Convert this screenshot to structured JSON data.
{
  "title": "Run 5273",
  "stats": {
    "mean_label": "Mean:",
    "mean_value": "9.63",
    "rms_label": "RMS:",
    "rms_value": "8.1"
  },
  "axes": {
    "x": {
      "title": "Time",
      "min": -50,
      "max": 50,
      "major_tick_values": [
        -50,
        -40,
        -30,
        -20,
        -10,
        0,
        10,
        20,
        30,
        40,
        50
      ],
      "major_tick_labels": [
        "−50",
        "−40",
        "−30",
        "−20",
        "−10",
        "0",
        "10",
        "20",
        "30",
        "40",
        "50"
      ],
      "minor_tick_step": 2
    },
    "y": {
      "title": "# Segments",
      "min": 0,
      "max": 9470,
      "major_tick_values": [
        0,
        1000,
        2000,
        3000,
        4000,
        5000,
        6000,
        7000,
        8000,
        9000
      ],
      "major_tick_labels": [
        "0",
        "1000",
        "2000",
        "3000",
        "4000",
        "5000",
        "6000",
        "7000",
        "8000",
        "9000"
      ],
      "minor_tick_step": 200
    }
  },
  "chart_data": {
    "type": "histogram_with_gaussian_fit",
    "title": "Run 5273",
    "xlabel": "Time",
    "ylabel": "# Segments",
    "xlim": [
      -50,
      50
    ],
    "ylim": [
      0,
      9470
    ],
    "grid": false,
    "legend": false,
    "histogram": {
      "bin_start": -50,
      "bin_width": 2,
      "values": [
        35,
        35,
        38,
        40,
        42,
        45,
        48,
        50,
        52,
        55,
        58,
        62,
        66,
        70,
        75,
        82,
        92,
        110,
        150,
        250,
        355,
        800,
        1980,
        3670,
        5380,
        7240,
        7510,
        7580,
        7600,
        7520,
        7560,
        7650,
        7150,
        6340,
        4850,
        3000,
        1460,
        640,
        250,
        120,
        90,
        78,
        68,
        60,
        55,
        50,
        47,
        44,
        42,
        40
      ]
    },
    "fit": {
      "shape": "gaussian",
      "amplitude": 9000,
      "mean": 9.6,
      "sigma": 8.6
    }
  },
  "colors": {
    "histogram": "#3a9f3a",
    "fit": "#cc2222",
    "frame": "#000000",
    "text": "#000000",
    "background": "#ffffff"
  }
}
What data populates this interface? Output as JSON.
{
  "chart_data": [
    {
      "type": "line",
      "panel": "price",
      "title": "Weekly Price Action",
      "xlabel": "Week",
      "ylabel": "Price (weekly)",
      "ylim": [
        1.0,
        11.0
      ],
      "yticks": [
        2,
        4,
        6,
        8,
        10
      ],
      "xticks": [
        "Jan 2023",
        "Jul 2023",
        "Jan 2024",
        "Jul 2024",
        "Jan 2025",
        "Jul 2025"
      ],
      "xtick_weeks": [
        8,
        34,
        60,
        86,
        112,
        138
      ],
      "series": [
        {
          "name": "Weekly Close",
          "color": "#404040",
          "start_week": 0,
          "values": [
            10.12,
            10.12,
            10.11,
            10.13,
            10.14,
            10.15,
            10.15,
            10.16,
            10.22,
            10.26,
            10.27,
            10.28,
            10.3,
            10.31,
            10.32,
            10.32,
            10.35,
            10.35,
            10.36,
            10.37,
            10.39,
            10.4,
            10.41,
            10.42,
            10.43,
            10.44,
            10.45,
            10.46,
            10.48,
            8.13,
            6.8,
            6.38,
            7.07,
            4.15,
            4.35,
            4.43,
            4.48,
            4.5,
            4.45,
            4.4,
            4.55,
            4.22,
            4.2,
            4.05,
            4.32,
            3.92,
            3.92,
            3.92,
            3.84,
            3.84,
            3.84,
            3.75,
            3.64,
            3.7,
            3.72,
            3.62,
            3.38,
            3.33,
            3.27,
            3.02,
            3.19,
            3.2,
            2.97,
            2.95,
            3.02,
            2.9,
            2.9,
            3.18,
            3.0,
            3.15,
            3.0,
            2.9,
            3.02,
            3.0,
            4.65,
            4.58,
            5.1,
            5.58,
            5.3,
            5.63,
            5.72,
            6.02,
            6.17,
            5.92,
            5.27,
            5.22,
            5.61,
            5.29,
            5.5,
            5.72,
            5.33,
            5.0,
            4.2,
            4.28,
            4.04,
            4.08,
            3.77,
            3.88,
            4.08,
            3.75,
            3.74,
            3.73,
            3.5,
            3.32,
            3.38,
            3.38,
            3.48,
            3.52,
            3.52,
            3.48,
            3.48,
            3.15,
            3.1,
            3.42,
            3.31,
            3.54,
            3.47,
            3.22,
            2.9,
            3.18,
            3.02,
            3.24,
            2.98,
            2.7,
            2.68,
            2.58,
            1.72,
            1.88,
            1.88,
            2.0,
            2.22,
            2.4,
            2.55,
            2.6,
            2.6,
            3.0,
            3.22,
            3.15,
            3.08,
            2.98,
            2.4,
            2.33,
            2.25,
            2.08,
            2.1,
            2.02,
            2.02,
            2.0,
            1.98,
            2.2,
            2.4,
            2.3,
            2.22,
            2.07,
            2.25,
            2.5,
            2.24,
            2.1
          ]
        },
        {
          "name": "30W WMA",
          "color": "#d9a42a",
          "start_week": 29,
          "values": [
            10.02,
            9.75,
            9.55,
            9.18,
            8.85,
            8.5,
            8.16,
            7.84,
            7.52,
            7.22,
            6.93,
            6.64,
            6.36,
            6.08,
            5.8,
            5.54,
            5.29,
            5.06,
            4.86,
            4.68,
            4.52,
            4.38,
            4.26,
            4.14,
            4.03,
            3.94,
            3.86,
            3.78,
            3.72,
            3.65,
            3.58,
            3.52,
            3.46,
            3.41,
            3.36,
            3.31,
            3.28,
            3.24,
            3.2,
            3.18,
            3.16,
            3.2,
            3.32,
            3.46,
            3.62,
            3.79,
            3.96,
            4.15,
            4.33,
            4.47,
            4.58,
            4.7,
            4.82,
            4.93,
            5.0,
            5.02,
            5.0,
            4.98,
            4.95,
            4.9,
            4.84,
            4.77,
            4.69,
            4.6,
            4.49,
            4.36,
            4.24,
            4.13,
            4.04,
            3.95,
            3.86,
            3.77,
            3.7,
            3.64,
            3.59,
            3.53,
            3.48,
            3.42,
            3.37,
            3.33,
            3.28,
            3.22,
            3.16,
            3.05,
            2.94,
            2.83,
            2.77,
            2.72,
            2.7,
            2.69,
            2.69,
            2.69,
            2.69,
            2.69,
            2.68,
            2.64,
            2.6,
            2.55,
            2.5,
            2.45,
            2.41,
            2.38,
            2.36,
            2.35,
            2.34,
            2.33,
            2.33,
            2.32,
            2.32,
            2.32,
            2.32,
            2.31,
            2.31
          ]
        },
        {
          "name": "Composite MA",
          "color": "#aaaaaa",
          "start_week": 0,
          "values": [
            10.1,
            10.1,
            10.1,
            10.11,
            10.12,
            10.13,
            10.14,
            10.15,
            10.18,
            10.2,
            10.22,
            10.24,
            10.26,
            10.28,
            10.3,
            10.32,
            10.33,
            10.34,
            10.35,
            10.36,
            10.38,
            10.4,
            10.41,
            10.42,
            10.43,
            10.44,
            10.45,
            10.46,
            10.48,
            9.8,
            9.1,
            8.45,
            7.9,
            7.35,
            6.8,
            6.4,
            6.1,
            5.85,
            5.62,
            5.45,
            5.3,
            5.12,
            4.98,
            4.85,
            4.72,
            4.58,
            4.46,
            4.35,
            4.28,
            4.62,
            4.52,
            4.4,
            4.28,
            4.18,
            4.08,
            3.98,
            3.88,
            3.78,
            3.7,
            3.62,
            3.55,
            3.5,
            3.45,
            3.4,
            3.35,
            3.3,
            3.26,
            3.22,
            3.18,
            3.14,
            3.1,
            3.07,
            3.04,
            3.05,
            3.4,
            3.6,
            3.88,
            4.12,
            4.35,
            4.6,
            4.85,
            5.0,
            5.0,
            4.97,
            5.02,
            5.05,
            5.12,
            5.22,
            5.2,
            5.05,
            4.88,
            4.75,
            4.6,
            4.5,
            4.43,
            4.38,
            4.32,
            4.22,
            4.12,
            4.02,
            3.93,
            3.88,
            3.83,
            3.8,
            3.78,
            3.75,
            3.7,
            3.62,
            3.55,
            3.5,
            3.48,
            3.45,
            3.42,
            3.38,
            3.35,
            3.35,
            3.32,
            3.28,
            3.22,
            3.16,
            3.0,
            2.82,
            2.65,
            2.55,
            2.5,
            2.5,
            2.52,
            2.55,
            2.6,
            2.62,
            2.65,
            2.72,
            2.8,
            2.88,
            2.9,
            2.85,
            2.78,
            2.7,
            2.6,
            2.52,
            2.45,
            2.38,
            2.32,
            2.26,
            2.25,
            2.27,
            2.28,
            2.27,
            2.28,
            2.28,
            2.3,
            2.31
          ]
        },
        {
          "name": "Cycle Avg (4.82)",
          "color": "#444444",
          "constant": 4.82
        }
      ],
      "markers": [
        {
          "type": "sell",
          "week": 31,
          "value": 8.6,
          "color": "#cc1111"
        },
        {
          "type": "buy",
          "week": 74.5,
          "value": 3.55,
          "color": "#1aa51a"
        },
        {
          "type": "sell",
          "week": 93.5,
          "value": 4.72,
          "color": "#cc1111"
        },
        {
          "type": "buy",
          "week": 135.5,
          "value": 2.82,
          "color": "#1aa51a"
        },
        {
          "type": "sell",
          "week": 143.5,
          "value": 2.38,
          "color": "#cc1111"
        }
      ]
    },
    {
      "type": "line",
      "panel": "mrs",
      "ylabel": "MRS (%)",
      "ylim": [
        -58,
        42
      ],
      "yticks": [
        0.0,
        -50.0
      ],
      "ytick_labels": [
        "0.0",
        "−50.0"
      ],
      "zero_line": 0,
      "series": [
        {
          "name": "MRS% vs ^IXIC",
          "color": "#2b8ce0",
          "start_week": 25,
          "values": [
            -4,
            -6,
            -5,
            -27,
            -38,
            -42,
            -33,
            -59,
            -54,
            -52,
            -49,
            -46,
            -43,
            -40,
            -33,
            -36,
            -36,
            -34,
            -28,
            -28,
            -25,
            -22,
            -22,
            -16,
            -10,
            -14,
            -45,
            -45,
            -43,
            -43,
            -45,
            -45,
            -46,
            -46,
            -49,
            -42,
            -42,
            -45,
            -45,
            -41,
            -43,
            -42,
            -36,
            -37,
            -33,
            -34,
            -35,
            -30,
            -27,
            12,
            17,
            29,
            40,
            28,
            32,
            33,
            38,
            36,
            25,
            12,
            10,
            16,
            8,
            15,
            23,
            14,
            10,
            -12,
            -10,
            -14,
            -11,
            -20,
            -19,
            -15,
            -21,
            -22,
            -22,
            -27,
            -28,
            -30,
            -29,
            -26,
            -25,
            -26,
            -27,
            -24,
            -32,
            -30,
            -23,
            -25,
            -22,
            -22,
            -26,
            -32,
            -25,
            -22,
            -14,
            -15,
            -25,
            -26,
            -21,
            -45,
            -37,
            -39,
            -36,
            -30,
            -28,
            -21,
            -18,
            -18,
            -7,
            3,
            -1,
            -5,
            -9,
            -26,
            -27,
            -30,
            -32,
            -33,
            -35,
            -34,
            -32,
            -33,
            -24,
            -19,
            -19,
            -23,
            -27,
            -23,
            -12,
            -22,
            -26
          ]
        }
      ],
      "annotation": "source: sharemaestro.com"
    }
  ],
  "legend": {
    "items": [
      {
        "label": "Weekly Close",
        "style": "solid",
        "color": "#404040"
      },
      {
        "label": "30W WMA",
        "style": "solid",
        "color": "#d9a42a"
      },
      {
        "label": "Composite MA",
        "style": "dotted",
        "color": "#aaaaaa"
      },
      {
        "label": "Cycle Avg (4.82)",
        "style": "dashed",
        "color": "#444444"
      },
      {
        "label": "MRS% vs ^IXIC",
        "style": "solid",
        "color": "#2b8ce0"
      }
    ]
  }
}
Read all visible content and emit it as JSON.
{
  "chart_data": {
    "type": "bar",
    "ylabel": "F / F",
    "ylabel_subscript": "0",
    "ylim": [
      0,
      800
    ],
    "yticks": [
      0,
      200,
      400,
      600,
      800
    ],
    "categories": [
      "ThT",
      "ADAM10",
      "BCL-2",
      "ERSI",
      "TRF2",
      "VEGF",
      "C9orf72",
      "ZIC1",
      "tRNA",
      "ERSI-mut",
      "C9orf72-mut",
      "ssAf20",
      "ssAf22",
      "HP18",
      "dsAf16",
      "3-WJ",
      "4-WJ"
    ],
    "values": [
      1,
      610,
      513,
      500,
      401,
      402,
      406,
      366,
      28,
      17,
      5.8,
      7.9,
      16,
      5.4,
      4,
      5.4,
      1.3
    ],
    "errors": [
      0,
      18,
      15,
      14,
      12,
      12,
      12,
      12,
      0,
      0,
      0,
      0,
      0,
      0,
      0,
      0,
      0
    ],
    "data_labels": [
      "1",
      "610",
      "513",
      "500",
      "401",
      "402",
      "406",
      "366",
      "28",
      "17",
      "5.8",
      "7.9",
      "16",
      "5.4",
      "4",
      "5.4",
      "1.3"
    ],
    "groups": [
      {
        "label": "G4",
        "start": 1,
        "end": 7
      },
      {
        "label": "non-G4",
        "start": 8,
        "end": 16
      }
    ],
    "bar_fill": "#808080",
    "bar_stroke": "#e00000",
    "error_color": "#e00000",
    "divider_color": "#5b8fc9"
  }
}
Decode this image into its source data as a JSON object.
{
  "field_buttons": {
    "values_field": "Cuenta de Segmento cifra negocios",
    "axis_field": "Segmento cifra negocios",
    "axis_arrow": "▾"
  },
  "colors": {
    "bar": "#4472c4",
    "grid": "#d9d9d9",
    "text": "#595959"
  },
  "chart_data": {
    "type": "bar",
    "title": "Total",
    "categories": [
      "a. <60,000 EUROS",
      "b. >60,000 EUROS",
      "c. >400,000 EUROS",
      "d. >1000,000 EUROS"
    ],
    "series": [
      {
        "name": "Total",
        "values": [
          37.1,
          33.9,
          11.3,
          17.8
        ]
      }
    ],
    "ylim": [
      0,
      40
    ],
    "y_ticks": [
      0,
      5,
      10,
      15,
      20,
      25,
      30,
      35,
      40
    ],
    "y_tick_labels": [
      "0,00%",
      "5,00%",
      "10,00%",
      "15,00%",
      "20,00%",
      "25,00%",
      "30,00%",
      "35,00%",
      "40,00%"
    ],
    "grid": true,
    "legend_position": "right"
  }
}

· · ·

Copy out each line of the entries that holds "EUROS".

      "a. <60,000 EUROS",
      "b. >60,000 EUROS",
      "c. >400,000 EUROS",
      "d. >1000,000 EUROS"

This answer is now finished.